● What you should do: Every record below should be printed exactly as it appears.

● Stored data entries:

## BEGIN

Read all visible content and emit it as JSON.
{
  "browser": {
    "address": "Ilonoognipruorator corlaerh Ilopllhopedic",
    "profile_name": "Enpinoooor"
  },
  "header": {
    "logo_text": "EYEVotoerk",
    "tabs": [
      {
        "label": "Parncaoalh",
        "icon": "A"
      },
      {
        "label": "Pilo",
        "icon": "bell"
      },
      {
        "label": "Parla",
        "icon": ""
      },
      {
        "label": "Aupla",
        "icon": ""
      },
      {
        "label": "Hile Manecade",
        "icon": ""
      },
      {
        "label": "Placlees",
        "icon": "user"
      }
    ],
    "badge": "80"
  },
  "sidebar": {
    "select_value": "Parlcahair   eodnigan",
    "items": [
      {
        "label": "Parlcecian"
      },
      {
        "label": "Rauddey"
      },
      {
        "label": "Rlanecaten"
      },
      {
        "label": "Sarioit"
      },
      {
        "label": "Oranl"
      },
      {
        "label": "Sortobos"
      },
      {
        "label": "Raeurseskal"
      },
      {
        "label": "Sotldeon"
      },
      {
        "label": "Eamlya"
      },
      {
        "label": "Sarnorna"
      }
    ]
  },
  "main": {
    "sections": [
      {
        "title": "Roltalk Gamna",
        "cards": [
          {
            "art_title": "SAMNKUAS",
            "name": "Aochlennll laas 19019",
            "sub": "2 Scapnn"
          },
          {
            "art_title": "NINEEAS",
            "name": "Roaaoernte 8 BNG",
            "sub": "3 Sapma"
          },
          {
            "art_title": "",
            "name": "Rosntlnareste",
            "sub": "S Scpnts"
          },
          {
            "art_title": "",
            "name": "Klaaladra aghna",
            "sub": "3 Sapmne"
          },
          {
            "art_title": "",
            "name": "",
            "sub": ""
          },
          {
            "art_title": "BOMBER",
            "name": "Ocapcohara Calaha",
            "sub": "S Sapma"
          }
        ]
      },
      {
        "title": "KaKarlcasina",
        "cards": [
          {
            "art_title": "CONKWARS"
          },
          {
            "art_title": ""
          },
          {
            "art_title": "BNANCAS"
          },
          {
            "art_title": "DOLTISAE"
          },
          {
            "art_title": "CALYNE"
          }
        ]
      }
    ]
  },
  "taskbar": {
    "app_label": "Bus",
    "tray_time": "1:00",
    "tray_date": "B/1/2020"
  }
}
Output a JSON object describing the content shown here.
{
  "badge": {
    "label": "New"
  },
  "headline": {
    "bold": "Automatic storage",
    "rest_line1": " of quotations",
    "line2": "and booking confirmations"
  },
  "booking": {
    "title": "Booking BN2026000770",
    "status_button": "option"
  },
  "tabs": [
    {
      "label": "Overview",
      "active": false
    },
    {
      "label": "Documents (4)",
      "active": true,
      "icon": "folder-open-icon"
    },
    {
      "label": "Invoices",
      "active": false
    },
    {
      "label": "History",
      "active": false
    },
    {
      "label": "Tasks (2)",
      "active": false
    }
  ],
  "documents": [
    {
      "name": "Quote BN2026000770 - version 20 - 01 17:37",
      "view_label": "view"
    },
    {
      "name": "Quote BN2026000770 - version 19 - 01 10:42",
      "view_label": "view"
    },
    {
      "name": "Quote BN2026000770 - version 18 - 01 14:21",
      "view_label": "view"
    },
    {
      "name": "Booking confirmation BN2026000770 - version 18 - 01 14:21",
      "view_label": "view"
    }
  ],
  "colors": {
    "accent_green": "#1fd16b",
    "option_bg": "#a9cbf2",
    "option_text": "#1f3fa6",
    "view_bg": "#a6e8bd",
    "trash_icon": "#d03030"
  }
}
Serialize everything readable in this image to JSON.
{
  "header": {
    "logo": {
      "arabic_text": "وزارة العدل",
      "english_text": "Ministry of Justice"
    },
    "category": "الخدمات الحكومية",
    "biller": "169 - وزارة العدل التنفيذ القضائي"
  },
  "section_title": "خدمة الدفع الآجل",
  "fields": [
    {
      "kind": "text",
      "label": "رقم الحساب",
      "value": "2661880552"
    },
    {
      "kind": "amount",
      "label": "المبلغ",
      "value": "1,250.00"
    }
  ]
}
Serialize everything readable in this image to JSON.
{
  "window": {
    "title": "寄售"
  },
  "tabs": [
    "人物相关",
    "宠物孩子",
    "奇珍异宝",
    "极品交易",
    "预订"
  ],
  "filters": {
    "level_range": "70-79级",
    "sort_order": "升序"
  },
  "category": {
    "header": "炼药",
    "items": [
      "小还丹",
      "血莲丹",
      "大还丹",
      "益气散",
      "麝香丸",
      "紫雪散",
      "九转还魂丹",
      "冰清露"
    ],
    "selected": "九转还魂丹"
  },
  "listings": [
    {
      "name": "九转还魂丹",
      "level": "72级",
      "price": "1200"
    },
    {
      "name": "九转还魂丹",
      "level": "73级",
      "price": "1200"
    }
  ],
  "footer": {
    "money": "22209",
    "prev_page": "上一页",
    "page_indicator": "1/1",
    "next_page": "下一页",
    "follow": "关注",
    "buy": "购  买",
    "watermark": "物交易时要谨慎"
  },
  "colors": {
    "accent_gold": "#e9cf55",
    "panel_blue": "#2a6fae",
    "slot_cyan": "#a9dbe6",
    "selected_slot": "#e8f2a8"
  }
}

## END

● Reply to the exercise:
Read all visible content and emit it as JSON.
{
  "browser": {
    "address": "Ilonoognipruorator corlaerh Ilopllhopedic",
    "profile_name": "Enpinoooor"
  },
  "header": {
    "logo_text": "EYEVotoerk",
    "tabs": [
      {
        "label": "Parncaoalh",
        "icon": "A"
      },
      {
        "label": "Pilo",
        "icon": "bell"
      },
      {
        "label": "Parla",
        "icon": ""
      },
      {
        "label": "Aupla",
        "icon": ""
      },
      {
        "label": "Hile Manecade",
        "icon": ""
      },
      {
        "label": "Placlees",
        "icon": "user"
      }
    ],
    "badge": "80"
  },
  "sidebar": {
    "select_value": "Parlcahair   eodnigan",
    "items": [
      {
        "label": "Parlcecian"
      },
      {
        "label": "Rauddey"
      },
      {
        "label": "Rlanecaten"
      },
      {
        "label": "Sarioit"
      },
      {
        "label": "Oranl"
      },
      {
        "label": "Sortobos"
      },
      {
        "label": "Raeurseskal"
      },
      {
        "label": "Sotldeon"
      },
      {
        "label": "Eamlya"
      },
      {
        "label": "Sarnorna"
      }
    ]
  },
  "main": {
    "sections": [
      {
        "title": "Roltalk Gamna",
        "cards": [
          {
            "art_title": "SAMNKUAS",
            "name": "Aochlennll laas 19019",
            "sub": "2 Scapnn"
          },
          {
            "art_title": "NINEEAS",
            "name": "Roaaoernte 8 BNG",
            "sub": "3 Sapma"
          },
          {
            "art_title": "",
            "name": "Rosntlnareste",
            "sub": "S Scpnts"
          },
          {
            "art_title": "",
            "name": "Klaaladra aghna",
            "sub": "3 Sapmne"
          },
          {
            "art_title": "",
            "name": "",
            "sub": ""
          },
          {
            "art_title": "BOMBER",
            "name": "Ocapcohara Calaha",
            "sub": "S Sapma"
          }
        ]
      },
      {
        "title": "KaKarlcasina",
        "cards": [
          {
            "art_title": "CONKWARS"
          },
          {
            "art_title": ""
          },
          {
            "art_title": "BNANCAS"
          },
          {
            "art_title": "DOLTISAE"
          },
          {
            "art_title": "CALYNE"
          }
        ]
      }
    ]
  },
  "taskbar": {
    "app_label": "Bus",
    "tray_time": "1:00",
    "tray_date": "B/1/2020"
  }
}
Output a JSON object describing the content shown here.
{
  "badge": {
    "label": "New"
  },
  "headline": {
    "bold": "Automatic storage",
    "rest_line1": " of quotations",
    "line2": "and booking confirmations"
  },
  "booking": {
    "title": "Booking BN2026000770",
    "status_button": "option"
  },
  "tabs": [
    {
      "label": "Overview",
      "active": false
    },
    {
      "label": "Documents (4)",
      "active": true,
      "icon": "folder-open-icon"
    },
    {
      "label": "Invoices",
      "active": false
    },
    {
      "label": "History",
      "active": false
    },
    {
      "label": "Tasks (2)",
      "active": false
    }
  ],
  "documents": [
    {
      "name": "Quote BN2026000770 - version 20 - 01 17:37",
      "view_label": "view"
    },
    {
      "name": "Quote BN2026000770 - version 19 - 01 10:42",
      "view_label": "view"
    },
    {
      "name": "Quote BN2026000770 - version 18 - 01 14:21",
      "view_label": "view"
    },
    {
      "name": "Booking confirmation BN2026000770 - version 18 - 01 14:21",
      "view_label": "view"
    }
  ],
  "colors": {
    "accent_green": "#1fd16b",
    "option_bg": "#a9cbf2",
    "option_text": "#1f3fa6",
    "view_bg": "#a6e8bd",
    "trash_icon": "#d03030"
  }
}
Serialize everything readable in this image to JSON.
{
  "header": {
    "logo": {
      "arabic_text": "وزارة العدل",
      "english_text": "Ministry of Justice"
    },
    "category": "الخدمات الحكومية",
    "biller": "169 - وزارة العدل التنفيذ القضائي"
  },
  "section_title": "خدمة الدفع الآجل",
  "fields": [
    {
      "kind": "text",
      "label": "رقم الحساب",
      "value": "2661880552"
    },
    {
      "kind": "amount",
      "label": "المبلغ",
      "value": "1,250.00"
    }
  ]
}
Serialize everything readable in this image to JSON.
{
  "window": {
    "title": "寄售"
  },
  "tabs": [
    "人物相关",
    "宠物孩子",
    "奇珍异宝",
    "极品交易",
    "预订"
  ],
  "filters": {
    "level_range": "70-79级",
    "sort_order": "升序"
  },
  "category": {
    "header": "炼药",
    "items": [
      "小还丹",
      "血莲丹",
      "大还丹",
      "益气散",
      "麝香丸",
      "紫雪散",
      "九转还魂丹",
      "冰清露"
    ],
    "selected": "九转还魂丹"
  },
  "listings": [
    {
      "name": "九转还魂丹",
      "level": "72级",
      "price": "1200"
    },
    {
      "name": "九转还魂丹",
      "level": "73级",
      "price": "1200"
    }
  ],
  "footer": {
    "money": "22209",
    "prev_page": "上一页",
    "page_indicator": "1/1",
    "next_page": "下一页",
    "follow": "关注",
    "buy": "购  买",
    "watermark": "物交易时要谨慎"
  },
  "colors": {
    "accent_gold": "#e9cf55",
    "panel_blue": "#2a6fae",
    "slot_cyan": "#a9dbe6",
    "selected_slot": "#e8f2a8"
  }
}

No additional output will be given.